Layout coordinate data:
============

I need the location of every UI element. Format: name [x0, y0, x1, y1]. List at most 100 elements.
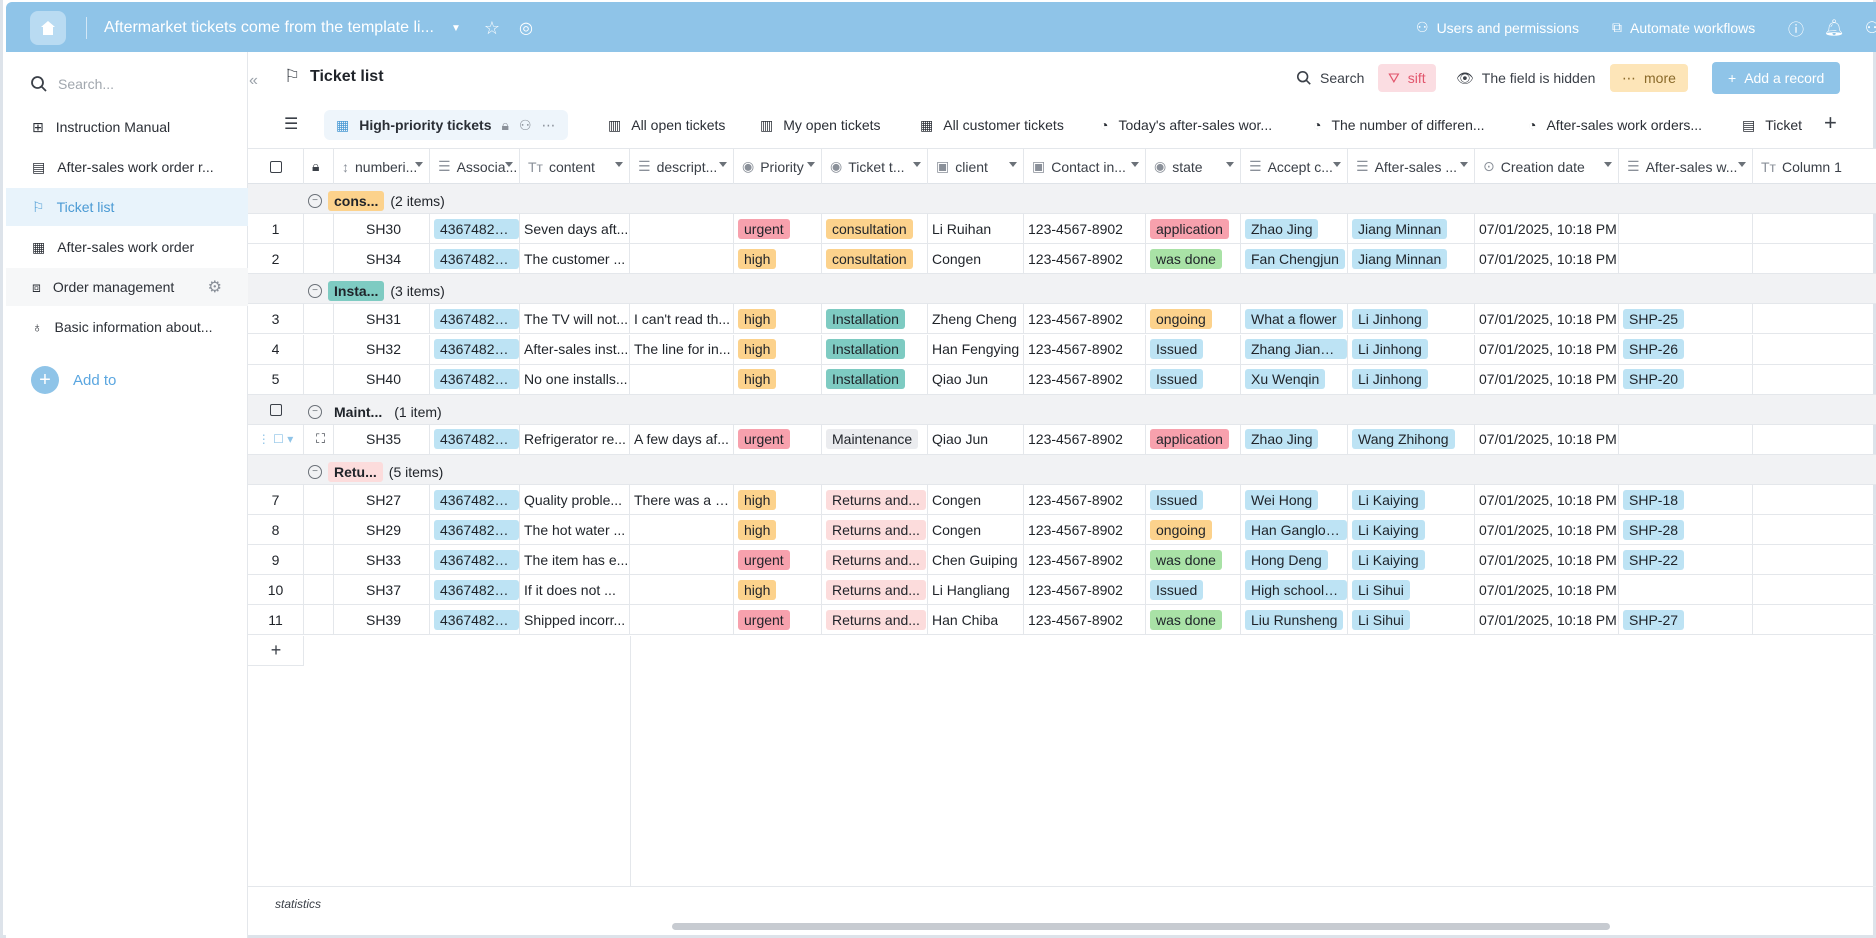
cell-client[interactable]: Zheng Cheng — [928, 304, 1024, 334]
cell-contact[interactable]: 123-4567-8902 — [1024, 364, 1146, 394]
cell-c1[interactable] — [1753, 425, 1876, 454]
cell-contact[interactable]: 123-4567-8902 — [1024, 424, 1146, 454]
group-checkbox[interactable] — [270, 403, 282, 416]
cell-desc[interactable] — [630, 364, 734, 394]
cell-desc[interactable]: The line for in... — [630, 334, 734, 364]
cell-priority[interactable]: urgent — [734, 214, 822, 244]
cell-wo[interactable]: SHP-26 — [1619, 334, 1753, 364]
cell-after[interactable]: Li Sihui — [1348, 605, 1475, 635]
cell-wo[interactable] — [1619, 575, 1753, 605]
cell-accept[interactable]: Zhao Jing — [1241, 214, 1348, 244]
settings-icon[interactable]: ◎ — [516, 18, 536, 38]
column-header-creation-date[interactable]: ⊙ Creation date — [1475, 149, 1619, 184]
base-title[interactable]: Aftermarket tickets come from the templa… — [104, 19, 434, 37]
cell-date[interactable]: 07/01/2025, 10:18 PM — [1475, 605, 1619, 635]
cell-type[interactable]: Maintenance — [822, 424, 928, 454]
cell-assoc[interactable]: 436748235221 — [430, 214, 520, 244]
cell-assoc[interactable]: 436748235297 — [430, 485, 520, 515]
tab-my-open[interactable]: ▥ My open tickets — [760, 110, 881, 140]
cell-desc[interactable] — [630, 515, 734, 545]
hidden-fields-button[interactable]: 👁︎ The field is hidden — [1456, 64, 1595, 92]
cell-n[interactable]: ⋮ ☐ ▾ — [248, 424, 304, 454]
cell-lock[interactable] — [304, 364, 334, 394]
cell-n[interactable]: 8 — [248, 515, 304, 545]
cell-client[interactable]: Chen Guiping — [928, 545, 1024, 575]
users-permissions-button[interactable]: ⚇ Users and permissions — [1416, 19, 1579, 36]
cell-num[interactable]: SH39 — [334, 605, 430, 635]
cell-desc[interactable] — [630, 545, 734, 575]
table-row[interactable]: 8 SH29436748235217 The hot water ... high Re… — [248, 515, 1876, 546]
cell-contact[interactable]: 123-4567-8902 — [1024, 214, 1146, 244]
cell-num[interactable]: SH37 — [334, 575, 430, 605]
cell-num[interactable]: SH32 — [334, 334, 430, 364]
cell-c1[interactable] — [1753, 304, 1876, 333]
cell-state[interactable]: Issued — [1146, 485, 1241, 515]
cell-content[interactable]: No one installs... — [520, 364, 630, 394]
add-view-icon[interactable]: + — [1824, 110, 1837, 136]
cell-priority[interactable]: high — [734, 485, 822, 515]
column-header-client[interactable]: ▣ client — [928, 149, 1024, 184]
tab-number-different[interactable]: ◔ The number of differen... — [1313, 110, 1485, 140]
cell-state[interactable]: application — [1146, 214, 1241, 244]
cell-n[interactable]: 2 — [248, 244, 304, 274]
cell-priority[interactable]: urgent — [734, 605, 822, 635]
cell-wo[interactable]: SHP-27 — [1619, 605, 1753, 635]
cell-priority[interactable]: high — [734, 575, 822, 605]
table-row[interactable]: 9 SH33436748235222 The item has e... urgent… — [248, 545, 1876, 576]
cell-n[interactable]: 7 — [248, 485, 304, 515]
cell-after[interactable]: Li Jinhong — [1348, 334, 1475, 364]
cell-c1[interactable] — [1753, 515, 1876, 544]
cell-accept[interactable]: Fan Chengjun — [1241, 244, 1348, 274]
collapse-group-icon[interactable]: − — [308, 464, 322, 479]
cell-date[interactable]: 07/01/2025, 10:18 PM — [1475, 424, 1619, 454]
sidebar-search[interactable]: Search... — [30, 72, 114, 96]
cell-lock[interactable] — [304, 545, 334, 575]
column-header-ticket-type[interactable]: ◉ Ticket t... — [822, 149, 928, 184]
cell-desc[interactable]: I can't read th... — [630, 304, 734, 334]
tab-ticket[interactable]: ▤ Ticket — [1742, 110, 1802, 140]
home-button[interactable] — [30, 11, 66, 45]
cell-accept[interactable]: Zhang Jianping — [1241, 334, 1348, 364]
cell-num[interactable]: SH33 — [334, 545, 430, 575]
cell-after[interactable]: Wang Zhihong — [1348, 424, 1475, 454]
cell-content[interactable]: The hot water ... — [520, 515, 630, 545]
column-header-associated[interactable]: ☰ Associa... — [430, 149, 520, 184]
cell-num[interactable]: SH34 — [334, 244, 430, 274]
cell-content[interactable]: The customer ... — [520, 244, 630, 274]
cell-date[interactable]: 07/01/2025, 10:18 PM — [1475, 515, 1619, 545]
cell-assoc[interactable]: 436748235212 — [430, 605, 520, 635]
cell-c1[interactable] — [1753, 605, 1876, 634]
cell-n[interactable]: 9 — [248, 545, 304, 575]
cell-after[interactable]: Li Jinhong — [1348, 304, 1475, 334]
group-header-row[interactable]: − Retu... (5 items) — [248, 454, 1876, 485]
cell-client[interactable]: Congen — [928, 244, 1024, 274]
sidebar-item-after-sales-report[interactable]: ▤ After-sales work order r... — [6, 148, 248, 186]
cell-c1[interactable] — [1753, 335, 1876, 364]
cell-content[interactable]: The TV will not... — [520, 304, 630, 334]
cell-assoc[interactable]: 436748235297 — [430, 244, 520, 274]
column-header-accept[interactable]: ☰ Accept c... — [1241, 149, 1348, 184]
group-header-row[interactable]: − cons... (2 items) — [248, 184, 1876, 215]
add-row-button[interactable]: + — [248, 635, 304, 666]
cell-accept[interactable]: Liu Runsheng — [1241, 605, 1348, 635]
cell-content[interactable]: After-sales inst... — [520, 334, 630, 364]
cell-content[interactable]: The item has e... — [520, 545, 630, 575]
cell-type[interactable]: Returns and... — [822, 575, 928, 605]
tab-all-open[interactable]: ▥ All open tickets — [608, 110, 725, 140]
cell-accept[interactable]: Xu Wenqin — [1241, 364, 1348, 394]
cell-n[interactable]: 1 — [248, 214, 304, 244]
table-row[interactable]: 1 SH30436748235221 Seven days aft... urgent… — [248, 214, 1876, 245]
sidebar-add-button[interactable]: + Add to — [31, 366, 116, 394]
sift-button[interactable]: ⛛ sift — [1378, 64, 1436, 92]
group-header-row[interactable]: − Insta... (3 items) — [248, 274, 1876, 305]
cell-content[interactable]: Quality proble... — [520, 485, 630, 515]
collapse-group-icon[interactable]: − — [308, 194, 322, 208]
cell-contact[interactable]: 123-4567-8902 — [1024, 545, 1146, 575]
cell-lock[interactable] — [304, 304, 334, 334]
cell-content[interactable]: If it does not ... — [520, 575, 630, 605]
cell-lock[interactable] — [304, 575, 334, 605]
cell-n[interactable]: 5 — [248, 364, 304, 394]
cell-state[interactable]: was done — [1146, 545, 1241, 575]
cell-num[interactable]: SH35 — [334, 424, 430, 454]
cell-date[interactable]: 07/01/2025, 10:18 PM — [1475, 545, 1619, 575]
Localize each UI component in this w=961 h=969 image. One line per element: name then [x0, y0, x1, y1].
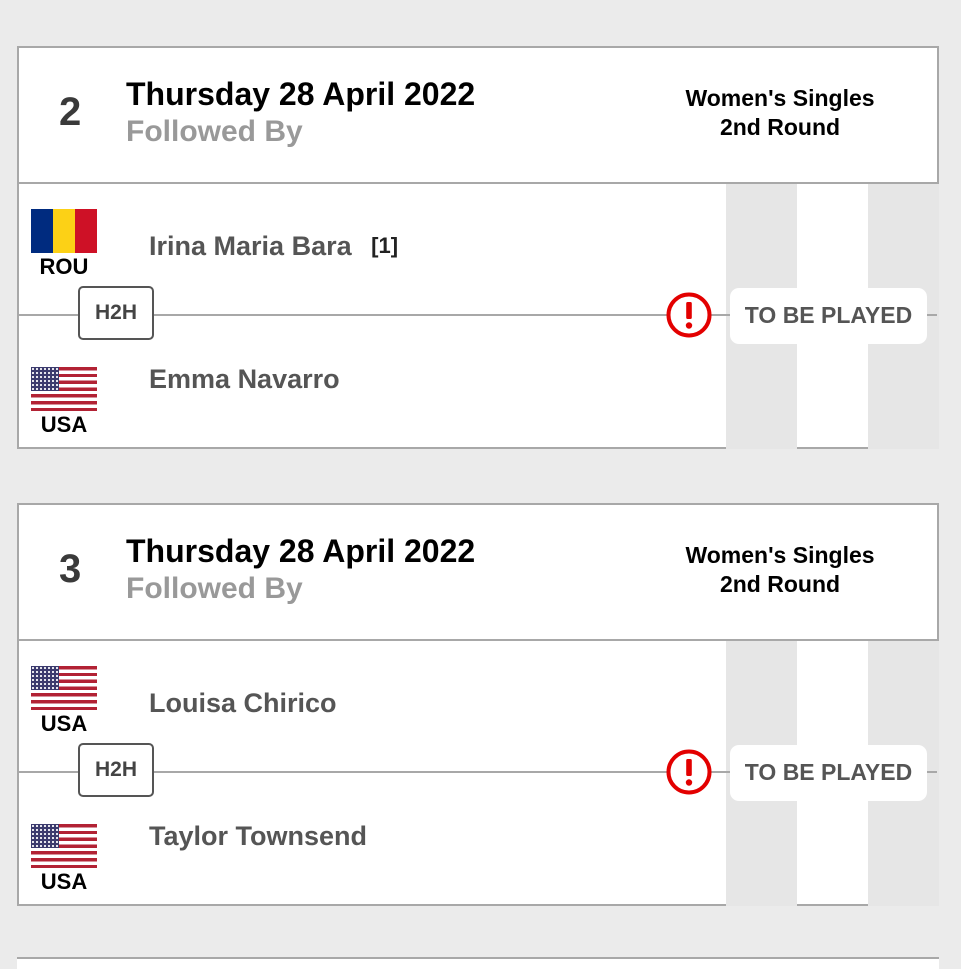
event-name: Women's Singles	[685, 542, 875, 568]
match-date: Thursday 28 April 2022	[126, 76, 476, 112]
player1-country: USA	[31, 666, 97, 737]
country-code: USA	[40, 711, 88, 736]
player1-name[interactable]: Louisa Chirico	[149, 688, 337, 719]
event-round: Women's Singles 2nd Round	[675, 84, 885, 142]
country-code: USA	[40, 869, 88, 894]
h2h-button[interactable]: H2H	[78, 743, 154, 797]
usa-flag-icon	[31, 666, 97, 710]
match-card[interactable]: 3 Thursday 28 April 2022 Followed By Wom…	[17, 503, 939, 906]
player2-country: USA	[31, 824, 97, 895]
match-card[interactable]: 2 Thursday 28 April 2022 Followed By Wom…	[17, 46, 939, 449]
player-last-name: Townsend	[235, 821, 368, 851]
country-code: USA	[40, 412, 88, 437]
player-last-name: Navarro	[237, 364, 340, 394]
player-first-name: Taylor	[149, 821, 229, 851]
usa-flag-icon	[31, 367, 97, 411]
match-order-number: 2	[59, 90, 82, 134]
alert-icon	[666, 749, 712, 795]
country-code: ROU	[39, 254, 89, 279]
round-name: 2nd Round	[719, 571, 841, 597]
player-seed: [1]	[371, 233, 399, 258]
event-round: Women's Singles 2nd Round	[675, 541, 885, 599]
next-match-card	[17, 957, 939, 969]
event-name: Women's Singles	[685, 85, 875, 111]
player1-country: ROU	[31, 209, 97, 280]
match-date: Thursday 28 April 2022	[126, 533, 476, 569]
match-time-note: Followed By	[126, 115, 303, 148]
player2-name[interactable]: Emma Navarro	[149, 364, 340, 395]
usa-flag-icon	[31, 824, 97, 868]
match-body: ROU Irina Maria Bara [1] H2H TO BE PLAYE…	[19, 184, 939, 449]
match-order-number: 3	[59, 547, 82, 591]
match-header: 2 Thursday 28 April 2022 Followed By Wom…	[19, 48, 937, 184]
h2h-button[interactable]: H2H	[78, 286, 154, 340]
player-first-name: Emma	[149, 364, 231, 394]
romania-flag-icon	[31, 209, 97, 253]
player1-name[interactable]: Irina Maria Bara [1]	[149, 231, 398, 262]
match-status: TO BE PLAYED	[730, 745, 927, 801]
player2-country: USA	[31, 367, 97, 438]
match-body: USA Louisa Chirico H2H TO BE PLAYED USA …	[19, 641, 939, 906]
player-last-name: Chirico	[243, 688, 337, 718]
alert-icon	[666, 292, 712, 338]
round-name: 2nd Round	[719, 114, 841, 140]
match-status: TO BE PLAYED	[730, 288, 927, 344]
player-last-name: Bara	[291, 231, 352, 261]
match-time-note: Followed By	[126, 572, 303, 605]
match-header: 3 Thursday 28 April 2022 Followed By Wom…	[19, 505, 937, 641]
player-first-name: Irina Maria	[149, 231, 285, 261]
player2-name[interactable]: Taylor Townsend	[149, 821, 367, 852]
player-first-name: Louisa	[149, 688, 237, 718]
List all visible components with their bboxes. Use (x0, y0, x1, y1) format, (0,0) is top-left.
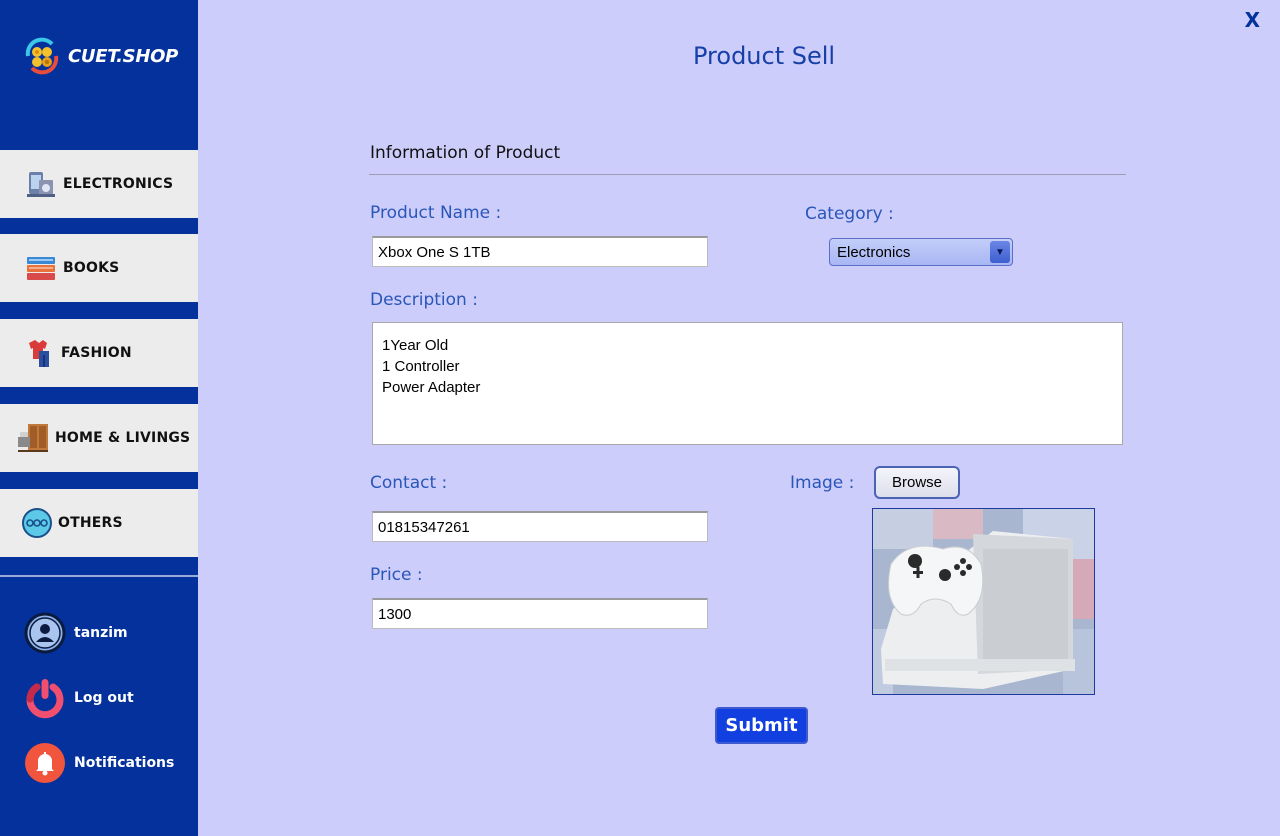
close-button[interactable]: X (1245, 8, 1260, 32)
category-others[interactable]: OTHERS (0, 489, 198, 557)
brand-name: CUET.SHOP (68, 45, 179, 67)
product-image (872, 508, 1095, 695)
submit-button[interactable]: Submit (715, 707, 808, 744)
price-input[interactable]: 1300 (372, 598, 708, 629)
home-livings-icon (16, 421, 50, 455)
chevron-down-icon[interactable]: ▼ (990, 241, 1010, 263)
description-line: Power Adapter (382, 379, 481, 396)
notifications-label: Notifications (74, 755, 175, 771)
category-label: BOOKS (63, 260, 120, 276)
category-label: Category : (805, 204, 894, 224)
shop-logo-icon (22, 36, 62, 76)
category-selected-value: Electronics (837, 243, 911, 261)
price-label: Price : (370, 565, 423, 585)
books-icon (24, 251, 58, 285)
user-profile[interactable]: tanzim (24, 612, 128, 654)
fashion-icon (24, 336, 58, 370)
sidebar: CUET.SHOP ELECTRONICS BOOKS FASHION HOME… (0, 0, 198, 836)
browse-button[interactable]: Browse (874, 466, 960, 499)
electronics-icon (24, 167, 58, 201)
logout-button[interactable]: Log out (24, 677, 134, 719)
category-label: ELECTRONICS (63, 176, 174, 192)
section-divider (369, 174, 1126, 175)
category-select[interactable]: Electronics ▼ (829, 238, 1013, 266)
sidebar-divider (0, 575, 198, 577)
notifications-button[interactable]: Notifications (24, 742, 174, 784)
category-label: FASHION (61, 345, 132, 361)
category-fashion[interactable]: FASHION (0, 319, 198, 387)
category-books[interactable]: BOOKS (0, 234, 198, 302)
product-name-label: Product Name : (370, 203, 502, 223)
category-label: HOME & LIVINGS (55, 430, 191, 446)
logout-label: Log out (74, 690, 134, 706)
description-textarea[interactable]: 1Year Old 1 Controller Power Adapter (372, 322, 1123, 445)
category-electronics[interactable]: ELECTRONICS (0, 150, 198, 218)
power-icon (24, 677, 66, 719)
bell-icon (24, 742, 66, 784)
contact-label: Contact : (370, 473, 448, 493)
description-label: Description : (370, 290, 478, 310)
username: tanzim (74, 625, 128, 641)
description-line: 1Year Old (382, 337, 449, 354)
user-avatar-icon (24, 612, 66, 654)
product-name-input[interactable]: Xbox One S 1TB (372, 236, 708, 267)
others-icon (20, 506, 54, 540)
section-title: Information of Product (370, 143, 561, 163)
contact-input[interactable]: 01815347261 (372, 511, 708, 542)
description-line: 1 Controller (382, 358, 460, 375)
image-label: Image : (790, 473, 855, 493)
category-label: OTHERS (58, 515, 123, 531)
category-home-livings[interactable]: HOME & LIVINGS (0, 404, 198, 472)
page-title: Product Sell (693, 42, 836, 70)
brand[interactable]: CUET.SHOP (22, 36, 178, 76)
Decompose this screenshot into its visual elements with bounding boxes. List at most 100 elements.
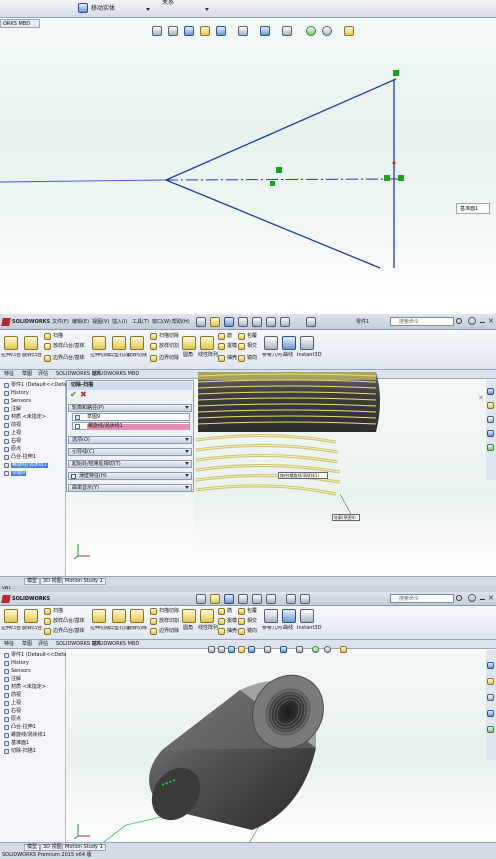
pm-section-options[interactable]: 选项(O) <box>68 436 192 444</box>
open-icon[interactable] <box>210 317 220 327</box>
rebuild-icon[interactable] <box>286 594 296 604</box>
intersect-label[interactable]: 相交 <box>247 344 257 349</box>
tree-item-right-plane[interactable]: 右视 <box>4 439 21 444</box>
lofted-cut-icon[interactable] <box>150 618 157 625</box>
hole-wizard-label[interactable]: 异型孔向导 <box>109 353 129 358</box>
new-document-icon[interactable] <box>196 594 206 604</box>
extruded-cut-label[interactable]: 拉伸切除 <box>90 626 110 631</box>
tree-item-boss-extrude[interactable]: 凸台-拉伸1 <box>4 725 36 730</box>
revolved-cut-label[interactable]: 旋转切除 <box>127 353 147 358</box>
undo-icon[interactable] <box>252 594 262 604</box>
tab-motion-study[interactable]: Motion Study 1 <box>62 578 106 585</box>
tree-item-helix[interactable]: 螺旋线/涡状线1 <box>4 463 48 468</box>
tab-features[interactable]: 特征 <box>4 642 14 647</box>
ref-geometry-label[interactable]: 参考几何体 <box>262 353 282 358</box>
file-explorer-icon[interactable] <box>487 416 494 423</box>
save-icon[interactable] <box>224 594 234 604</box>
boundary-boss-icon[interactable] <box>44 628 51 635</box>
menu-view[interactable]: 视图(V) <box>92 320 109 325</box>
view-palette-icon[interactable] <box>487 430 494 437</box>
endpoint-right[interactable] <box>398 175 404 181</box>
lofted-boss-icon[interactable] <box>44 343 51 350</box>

============

# TASK PROMPT:
Copy the entries above without any changes, beginning with the line that contains "close-button[interactable]: X (1245, 8, 1260, 32)" and continuing through the line that contains "notifications-label: Notifications (74, 755, 175, 771)".

# SOLUTION TO THIS TASK:
close-button[interactable]: X (1245, 8, 1260, 32)
category-others[interactable]: OTHERS (0, 489, 198, 557)
brand-name: CUET.SHOP (68, 45, 179, 67)
product-image (872, 508, 1095, 695)
submit-button[interactable]: Submit (715, 707, 808, 744)
price-input[interactable]: 1300 (372, 598, 708, 629)
home-livings-icon (16, 421, 50, 455)
chevron-down-icon[interactable]: ▼ (990, 241, 1010, 263)
description-line: Power Adapter (382, 379, 481, 396)
notifications-label: Notifications (74, 755, 175, 771)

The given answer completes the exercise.